→ Written instruction: Set down the full listing exactly as given. Any pictures are to be left out.

Extracted records:
- - - - - - -
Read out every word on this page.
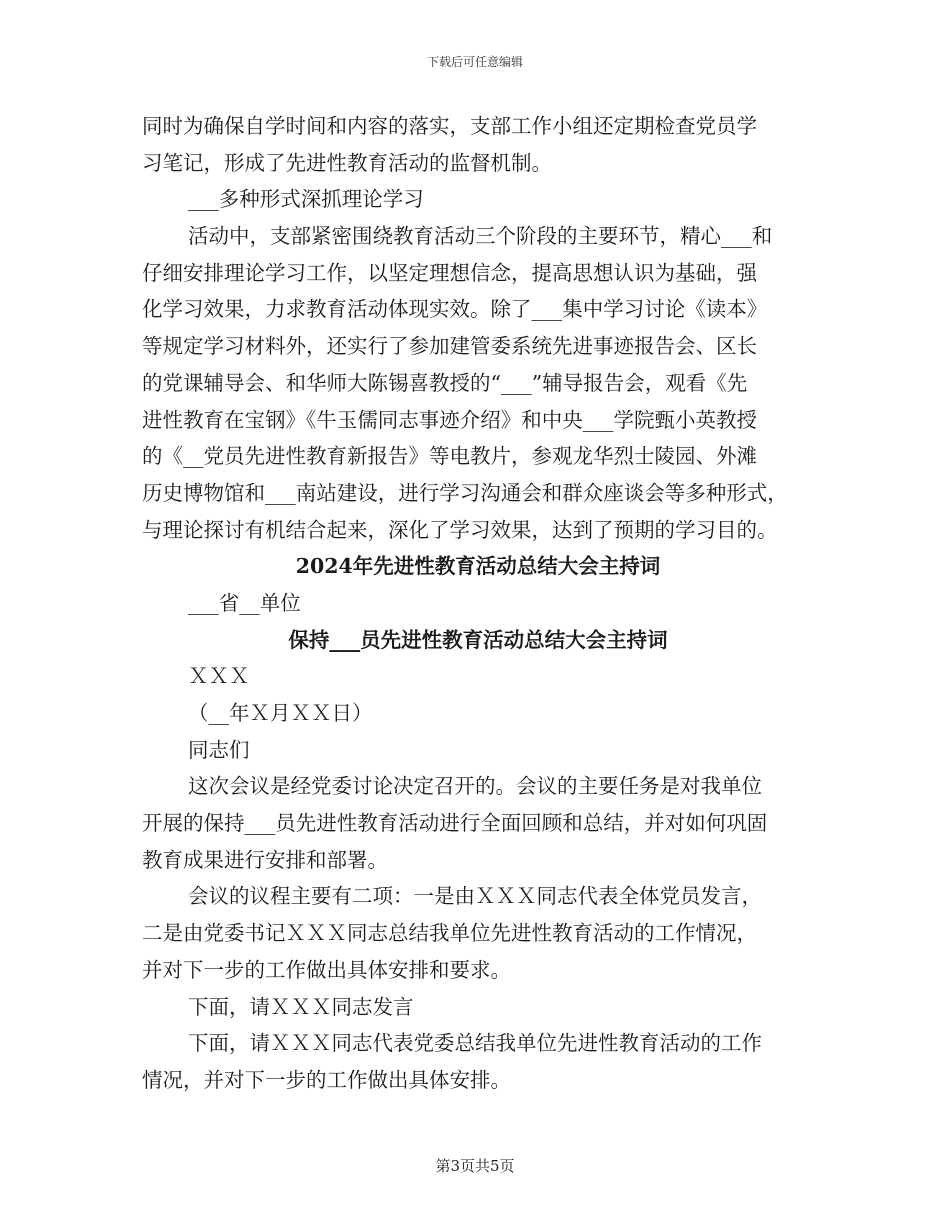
下载后可任意编辑
同时为确保自学时间和内容的落实，支部工作小组还定期检查党员学
习笔记，形成了先进性教育活动的监督机制。
___多种形式深抓理论学习
活动中，支部紧密围绕教育活动三个阶段的主要环节，精心___和
仔细安排理论学习工作，以坚定理想信念，提高思想认识为基础，强
化学习效果，力求教育活动体现实效。除了___集中学习讨论《读本》
等规定学习材料外，还实行了参加建管委系统先进事迹报告会、区长
的党课辅导会、和华师大陈锡喜教授的“___”辅导报告会，观看《先
进性教育在宝钢》《牛玉儒同志事迹介绍》和中央___学院甄小英教授
的《__党员先进性教育新报告》等电教片，参观龙华烈士陵园、外滩
历史博物馆和___南站建设，进行学习沟通会和群众座谈会等多种形式，
与理论探讨有机结合起来，深化了学习效果，达到了预期的学习目的。
2024年先进性教育活动总结大会主持词
___省__单位
保持___员先进性教育活动总结大会主持词
ＸＸＸ
（__年Ｘ月ＸＸ日）
同志们
这次会议是经党委讨论决定召开的。会议的主要任务是对我单位
开展的保持___员先进性教育活动进行全面回顾和总结，并对如何巩固
教育成果进行安排和部署。
会议的议程主要有二项：一是由ＸＸＸ同志代表全体党员发言，
二是由党委书记ＸＸＸ同志总结我单位先进性教育活动的工作情况，
并对下一步的工作做出具体安排和要求。
下面，请ＸＸＸ同志发言
下面，请ＸＸＸ同志代表党委总结我单位先进性教育活动的工作
情况，并对下一步的工作做出具体安排。
第3页共5页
- - - - - - -
→ Output for this exercise:
Read out every word on this page.
下载后可任意编辑
同时为确保自学时间和内容的落实，支部工作小组还定期检查党员学
习笔记，形成了先进性教育活动的监督机制。
___多种形式深抓理论学习
活动中，支部紧密围绕教育活动三个阶段的主要环节，精心___和
仔细安排理论学习工作，以坚定理想信念，提高思想认识为基础，强
化学习效果，力求教育活动体现实效。除了___集中学习讨论《读本》
等规定学习材料外，还实行了参加建管委系统先进事迹报告会、区长
的党课辅导会、和华师大陈锡喜教授的“___”辅导报告会，观看《先
进性教育在宝钢》《牛玉儒同志事迹介绍》和中央___学院甄小英教授
的《__党员先进性教育新报告》等电教片，参观龙华烈士陵园、外滩
历史博物馆和___南站建设，进行学习沟通会和群众座谈会等多种形式，
与理论探讨有机结合起来，深化了学习效果，达到了预期的学习目的。
2024年先进性教育活动总结大会主持词
___省__单位
保持___员先进性教育活动总结大会主持词
ＸＸＸ
（__年Ｘ月ＸＸ日）
同志们
这次会议是经党委讨论决定召开的。会议的主要任务是对我单位
开展的保持___员先进性教育活动进行全面回顾和总结，并对如何巩固
教育成果进行安排和部署。
会议的议程主要有二项：一是由ＸＸＸ同志代表全体党员发言，
二是由党委书记ＸＸＸ同志总结我单位先进性教育活动的工作情况，
并对下一步的工作做出具体安排和要求。
下面，请ＸＸＸ同志发言
下面，请ＸＸＸ同志代表党委总结我单位先进性教育活动的工作
情况，并对下一步的工作做出具体安排。
第3页共5页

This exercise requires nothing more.